What you need to do -
Copy each line containing the word "Statement" from the records that follow, please.

Raw records:
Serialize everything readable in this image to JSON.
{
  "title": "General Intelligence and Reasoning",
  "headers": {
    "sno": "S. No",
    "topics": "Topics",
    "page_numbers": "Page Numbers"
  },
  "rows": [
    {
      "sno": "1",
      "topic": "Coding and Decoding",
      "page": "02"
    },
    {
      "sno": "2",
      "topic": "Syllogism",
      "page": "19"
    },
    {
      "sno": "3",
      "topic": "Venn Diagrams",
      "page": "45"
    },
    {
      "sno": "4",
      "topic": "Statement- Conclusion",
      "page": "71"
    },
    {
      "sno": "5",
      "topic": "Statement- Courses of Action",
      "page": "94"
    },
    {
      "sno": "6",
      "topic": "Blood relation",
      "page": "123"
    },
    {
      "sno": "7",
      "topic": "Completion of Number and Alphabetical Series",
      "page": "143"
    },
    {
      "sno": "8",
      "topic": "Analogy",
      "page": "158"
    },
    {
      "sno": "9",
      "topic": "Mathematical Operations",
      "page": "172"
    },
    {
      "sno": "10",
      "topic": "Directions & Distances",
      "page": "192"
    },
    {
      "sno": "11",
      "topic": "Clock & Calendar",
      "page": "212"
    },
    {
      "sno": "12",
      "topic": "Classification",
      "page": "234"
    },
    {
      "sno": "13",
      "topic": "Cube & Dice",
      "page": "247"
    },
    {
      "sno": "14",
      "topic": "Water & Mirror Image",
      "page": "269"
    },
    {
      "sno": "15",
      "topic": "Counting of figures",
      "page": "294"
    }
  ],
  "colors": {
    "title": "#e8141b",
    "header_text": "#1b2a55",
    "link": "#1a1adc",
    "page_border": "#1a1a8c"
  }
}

Correct answer -
      "topic": "Statement- Conclusion",
      "topic": "Statement- Courses of Action",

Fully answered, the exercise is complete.